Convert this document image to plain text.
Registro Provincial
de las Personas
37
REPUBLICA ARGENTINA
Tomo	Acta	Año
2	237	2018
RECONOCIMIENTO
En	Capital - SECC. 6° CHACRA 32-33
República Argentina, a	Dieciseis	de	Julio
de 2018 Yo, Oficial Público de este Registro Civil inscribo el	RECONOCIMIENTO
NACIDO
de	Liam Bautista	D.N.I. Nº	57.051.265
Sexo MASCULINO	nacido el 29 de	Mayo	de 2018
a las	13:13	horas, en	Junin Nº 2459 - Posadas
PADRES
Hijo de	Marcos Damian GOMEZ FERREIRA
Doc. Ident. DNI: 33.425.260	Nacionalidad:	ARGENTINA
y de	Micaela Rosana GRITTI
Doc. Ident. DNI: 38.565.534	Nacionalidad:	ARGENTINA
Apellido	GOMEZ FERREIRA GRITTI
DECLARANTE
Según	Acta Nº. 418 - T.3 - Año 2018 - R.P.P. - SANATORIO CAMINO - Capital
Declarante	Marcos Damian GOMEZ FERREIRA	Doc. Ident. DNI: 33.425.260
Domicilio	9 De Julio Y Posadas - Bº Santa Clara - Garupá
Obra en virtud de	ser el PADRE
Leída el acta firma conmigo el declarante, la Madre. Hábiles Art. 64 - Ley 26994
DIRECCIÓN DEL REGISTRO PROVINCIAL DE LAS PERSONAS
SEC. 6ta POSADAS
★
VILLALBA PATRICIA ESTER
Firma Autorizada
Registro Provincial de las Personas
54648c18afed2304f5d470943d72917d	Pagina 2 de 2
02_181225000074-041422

What this task involves ▸
Note each line of the entries that has "GOMEZ" in it, and copy those lines.

Written solution ▸
Hijo de	Marcos Damian GOMEZ FERREIRA
Apellido	GOMEZ FERREIRA GRITTI
Declarante	Marcos Damian GOMEZ FERREIRA	Doc. Ident. DNI: 33.425.260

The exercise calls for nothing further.